Return every line of the records below verbatim, with no pictures in the copy.
— START OF MATERIAL PROVIDED —
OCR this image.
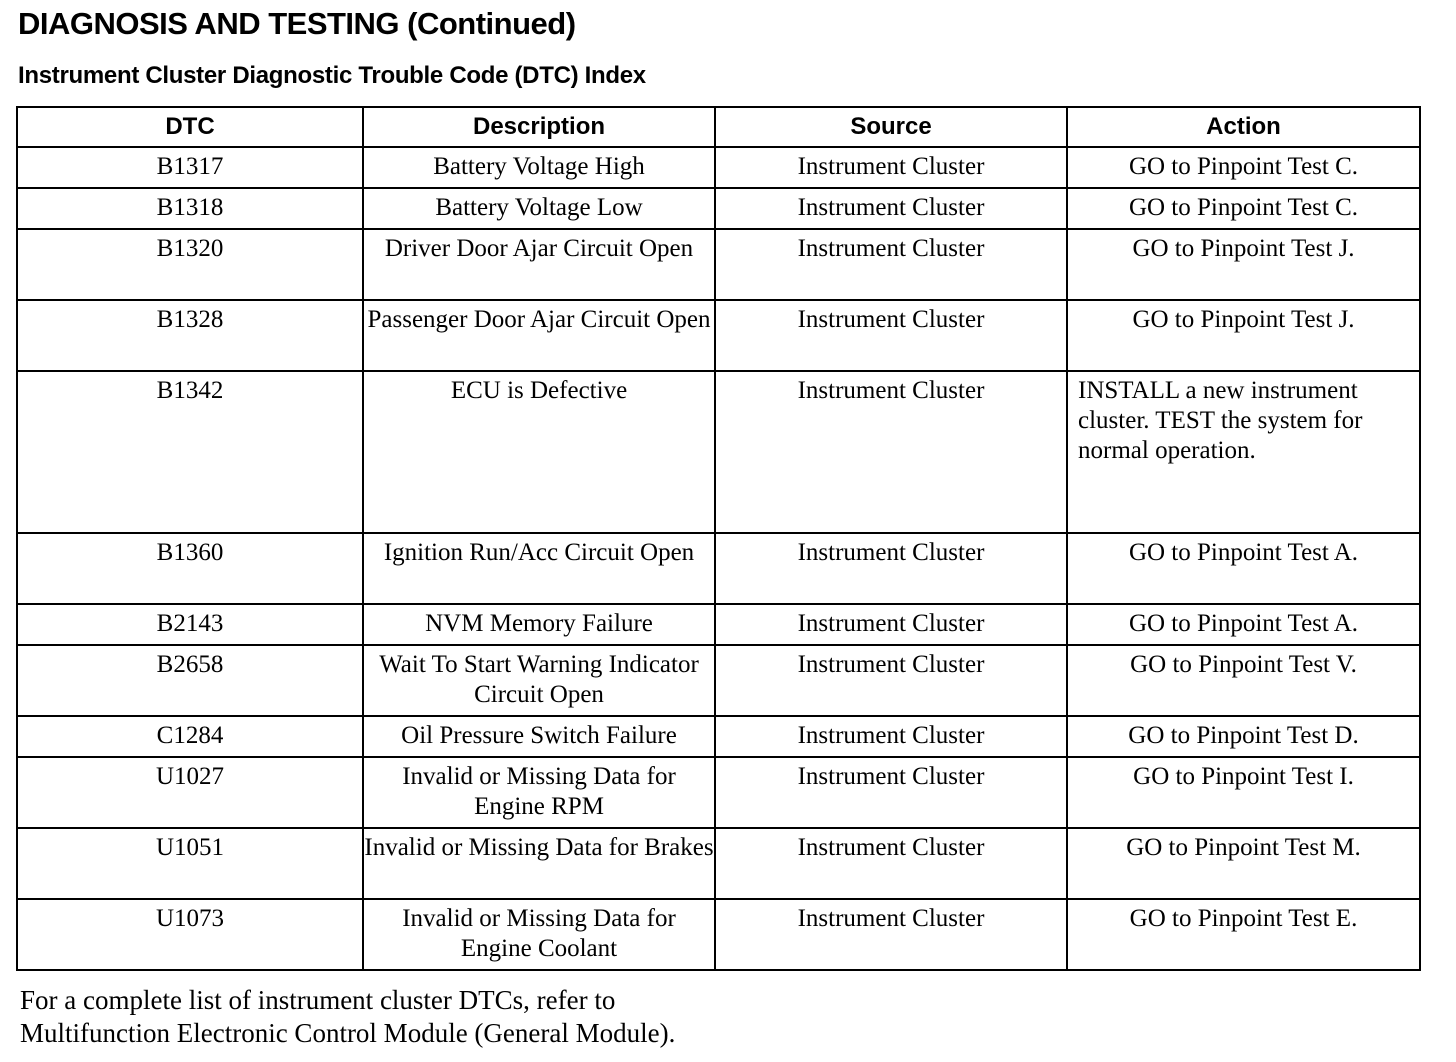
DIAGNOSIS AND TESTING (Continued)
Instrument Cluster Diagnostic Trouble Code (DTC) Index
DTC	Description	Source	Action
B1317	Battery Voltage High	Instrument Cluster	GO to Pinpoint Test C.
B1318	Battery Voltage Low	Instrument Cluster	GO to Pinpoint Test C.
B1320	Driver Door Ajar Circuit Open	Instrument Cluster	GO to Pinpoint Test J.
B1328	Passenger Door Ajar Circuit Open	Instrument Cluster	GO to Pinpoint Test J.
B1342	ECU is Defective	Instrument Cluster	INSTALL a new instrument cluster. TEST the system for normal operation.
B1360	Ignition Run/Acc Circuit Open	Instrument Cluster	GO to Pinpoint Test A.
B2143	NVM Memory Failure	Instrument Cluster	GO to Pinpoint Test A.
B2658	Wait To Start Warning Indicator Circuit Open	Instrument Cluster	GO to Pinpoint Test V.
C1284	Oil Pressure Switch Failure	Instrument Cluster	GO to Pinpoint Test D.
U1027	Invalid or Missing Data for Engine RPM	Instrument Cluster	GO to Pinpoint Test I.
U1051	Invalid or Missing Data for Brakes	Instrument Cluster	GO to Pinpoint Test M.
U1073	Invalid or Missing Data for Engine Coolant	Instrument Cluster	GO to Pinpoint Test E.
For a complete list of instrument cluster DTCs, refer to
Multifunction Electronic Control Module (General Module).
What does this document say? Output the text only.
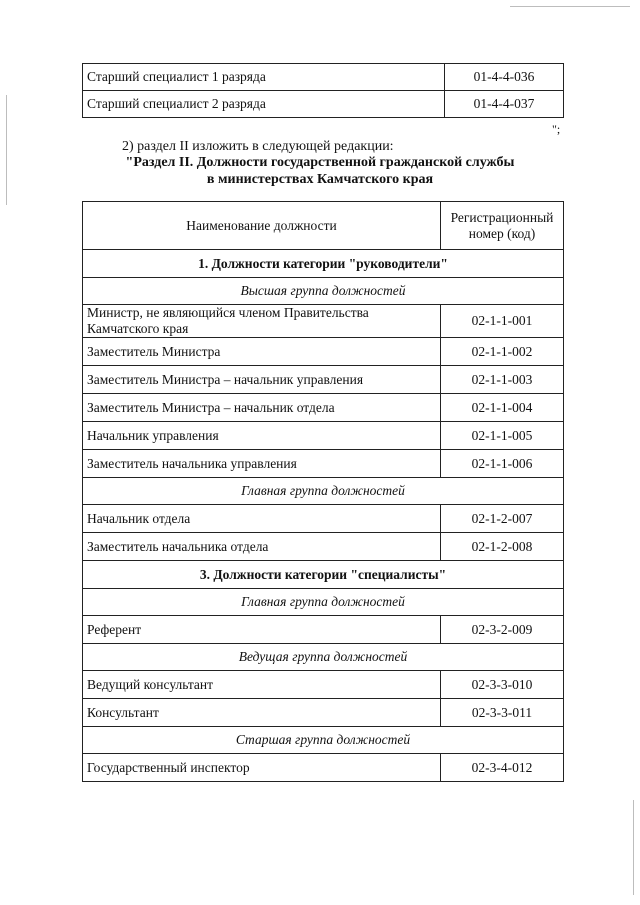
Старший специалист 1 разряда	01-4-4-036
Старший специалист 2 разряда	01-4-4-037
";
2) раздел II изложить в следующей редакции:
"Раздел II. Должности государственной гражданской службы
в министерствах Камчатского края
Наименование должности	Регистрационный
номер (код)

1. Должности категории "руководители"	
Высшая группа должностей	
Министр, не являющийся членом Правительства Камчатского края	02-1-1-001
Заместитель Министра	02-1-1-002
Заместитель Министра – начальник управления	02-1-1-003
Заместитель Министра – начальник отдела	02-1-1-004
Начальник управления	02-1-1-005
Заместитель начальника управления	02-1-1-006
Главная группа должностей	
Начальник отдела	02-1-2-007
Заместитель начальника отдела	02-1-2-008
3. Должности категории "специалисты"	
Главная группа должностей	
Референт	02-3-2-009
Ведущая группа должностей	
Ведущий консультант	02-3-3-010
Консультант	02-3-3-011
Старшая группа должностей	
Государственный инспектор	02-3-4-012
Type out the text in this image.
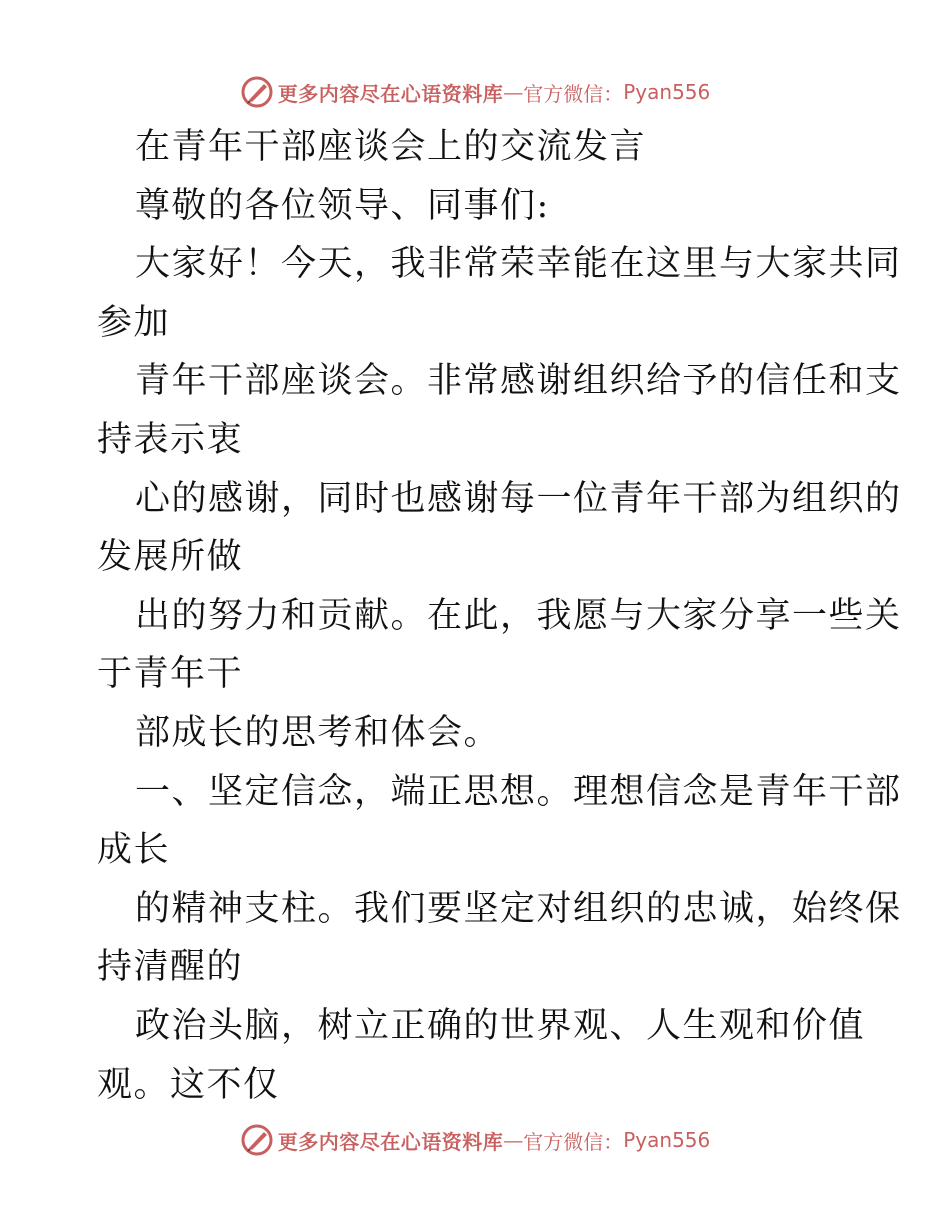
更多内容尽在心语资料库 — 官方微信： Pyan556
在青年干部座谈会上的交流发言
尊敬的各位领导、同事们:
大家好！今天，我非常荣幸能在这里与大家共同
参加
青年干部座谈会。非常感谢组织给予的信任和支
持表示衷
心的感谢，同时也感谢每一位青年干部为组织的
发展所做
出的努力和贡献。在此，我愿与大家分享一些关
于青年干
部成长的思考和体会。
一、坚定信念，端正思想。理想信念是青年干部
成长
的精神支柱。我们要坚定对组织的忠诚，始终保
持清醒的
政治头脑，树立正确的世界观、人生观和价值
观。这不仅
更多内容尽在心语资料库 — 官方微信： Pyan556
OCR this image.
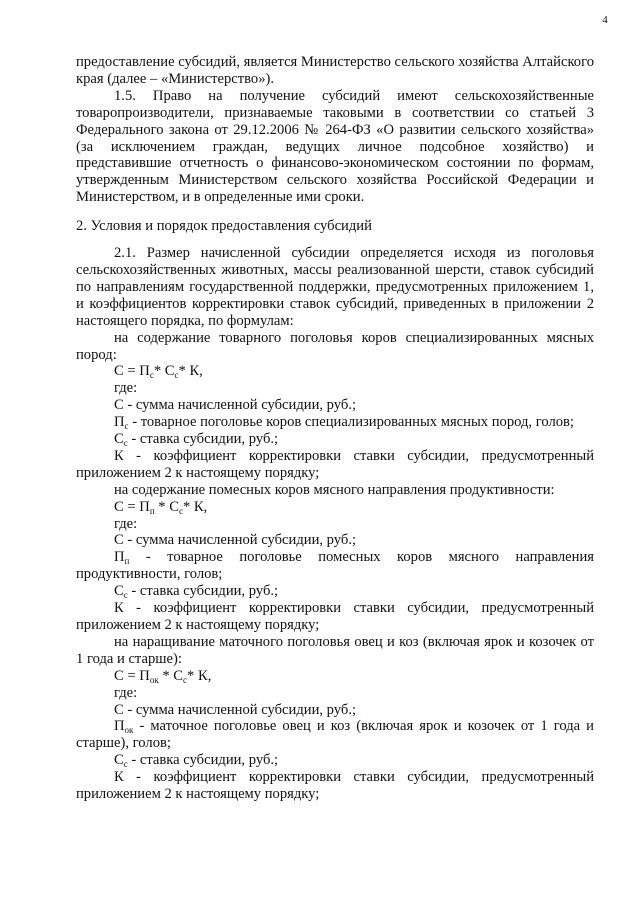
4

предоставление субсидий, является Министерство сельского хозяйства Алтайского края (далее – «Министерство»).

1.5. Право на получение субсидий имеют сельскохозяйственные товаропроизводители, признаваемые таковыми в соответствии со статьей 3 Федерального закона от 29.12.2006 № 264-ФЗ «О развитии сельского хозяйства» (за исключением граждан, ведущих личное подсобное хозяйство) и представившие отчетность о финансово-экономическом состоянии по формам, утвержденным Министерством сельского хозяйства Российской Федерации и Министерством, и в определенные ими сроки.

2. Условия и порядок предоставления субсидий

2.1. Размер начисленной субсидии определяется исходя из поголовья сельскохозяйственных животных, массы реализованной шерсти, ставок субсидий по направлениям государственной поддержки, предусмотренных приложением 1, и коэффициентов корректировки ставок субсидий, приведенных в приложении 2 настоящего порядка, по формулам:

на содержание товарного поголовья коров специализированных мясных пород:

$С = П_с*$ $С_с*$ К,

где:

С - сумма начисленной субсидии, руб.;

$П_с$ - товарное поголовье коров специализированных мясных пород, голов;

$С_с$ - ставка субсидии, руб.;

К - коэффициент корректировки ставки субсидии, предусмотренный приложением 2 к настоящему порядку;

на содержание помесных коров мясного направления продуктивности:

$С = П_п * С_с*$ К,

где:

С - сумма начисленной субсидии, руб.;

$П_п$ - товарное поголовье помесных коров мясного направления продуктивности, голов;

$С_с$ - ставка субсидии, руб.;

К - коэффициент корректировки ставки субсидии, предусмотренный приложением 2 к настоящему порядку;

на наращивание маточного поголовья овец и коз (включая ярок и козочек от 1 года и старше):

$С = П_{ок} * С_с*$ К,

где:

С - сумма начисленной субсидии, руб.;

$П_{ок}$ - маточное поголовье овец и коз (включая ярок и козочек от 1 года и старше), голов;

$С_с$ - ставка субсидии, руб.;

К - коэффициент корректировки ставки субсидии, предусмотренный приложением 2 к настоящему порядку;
— END OF MATERIAL PROVIDED —
THE RESULT
OCR this image.
DIAGNOSIS AND TESTING (Continued)
Instrument Cluster Diagnostic Trouble Code (DTC) Index
DTC	Description	Source	Action
B1317	Battery Voltage High	Instrument Cluster	GO to Pinpoint Test C.
B1318	Battery Voltage Low	Instrument Cluster	GO to Pinpoint Test C.
B1320	Driver Door Ajar Circuit Open	Instrument Cluster	GO to Pinpoint Test J.
B1328	Passenger Door Ajar Circuit Open	Instrument Cluster	GO to Pinpoint Test J.
B1342	ECU is Defective	Instrument Cluster	INSTALL a new instrument cluster. TEST the system for normal operation.
B1360	Ignition Run/Acc Circuit Open	Instrument Cluster	GO to Pinpoint Test A.
B2143	NVM Memory Failure	Instrument Cluster	GO to Pinpoint Test A.
B2658	Wait To Start Warning Indicator Circuit Open	Instrument Cluster	GO to Pinpoint Test V.
C1284	Oil Pressure Switch Failure	Instrument Cluster	GO to Pinpoint Test D.
U1027	Invalid or Missing Data for Engine RPM	Instrument Cluster	GO to Pinpoint Test I.
U1051	Invalid or Missing Data for Brakes	Instrument Cluster	GO to Pinpoint Test M.
U1073	Invalid or Missing Data for Engine Coolant	Instrument Cluster	GO to Pinpoint Test E.
For a complete list of instrument cluster DTCs, refer to
Multifunction Electronic Control Module (General Module).
What does this document say? Output the text only.
Старший специалист 1 разряда	01-4-4-036
Старший специалист 2 разряда	01-4-4-037
";
2) раздел II изложить в следующей редакции:
"Раздел II. Должности государственной гражданской службы
в министерствах Камчатского края
Наименование должности	Регистрационный
номер (код)

1. Должности категории "руководители"	
Высшая группа должностей	
Министр, не являющийся членом Правительства Камчатского края	02-1-1-001
Заместитель Министра	02-1-1-002
Заместитель Министра – начальник управления	02-1-1-003
Заместитель Министра – начальник отдела	02-1-1-004
Начальник управления	02-1-1-005
Заместитель начальника управления	02-1-1-006
Главная группа должностей	
Начальник отдела	02-1-2-007
Заместитель начальника отдела	02-1-2-008
3. Должности категории "специалисты"	
Главная группа должностей	
Референт	02-3-2-009
Ведущая группа должностей	
Ведущий консультант	02-3-3-010
Консультант	02-3-3-011
Старшая группа должностей	
Государственный инспектор	02-3-4-012
Type out the text in this image.
更多内容尽在心语资料库 — 官方微信： Pyan556
在青年干部座谈会上的交流发言
尊敬的各位领导、同事们:
大家好！今天，我非常荣幸能在这里与大家共同
参加
青年干部座谈会。非常感谢组织给予的信任和支
持表示衷
心的感谢，同时也感谢每一位青年干部为组织的
发展所做
出的努力和贡献。在此，我愿与大家分享一些关
于青年干
部成长的思考和体会。
一、坚定信念，端正思想。理想信念是青年干部
成长
的精神支柱。我们要坚定对组织的忠诚，始终保
持清醒的
政治头脑，树立正确的世界观、人生观和价值
观。这不仅
更多内容尽在心语资料库 — 官方微信： Pyan556
OCR this image.
4

предоставление субсидий, является Министерство сельского хозяйства Алтайского края (далее – «Министерство»).

1.5. Право на получение субсидий имеют сельскохозяйственные товаропроизводители, признаваемые таковыми в соответствии со статьей 3 Федерального закона от 29.12.2006 № 264-ФЗ «О развитии сельского хозяйства» (за исключением граждан, ведущих личное подсобное хозяйство) и представившие отчетность о финансово-экономическом состоянии по формам, утвержденным Министерством сельского хозяйства Российской Федерации и Министерством, и в определенные ими сроки.

2. Условия и порядок предоставления субсидий

2.1. Размер начисленной субсидии определяется исходя из поголовья сельскохозяйственных животных, массы реализованной шерсти, ставок субсидий по направлениям государственной поддержки, предусмотренных приложением 1, и коэффициентов корректировки ставок субсидий, приведенных в приложении 2 настоящего порядка, по формулам:

на содержание товарного поголовья коров специализированных мясных пород:

$С = П_с*$ $С_с*$ К,

где:

С - сумма начисленной субсидии, руб.;

$П_с$ - товарное поголовье коров специализированных мясных пород, голов;

$С_с$ - ставка субсидии, руб.;

К - коэффициент корректировки ставки субсидии, предусмотренный приложением 2 к настоящему порядку;

на содержание помесных коров мясного направления продуктивности:

$С = П_п * С_с*$ К,

где:

С - сумма начисленной субсидии, руб.;

$П_п$ - товарное поголовье помесных коров мясного направления продуктивности, голов;

$С_с$ - ставка субсидии, руб.;

К - коэффициент корректировки ставки субсидии, предусмотренный приложением 2 к настоящему порядку;

на наращивание маточного поголовья овец и коз (включая ярок и козочек от 1 года и старше):

$С = П_{ок} * С_с*$ К,

где:

С - сумма начисленной субсидии, руб.;

$П_{ок}$ - маточное поголовье овец и коз (включая ярок и козочек от 1 года и старше), голов;

$С_с$ - ставка субсидии, руб.;

К - коэффициент корректировки ставки субсидии, предусмотренный приложением 2 к настоящему порядку;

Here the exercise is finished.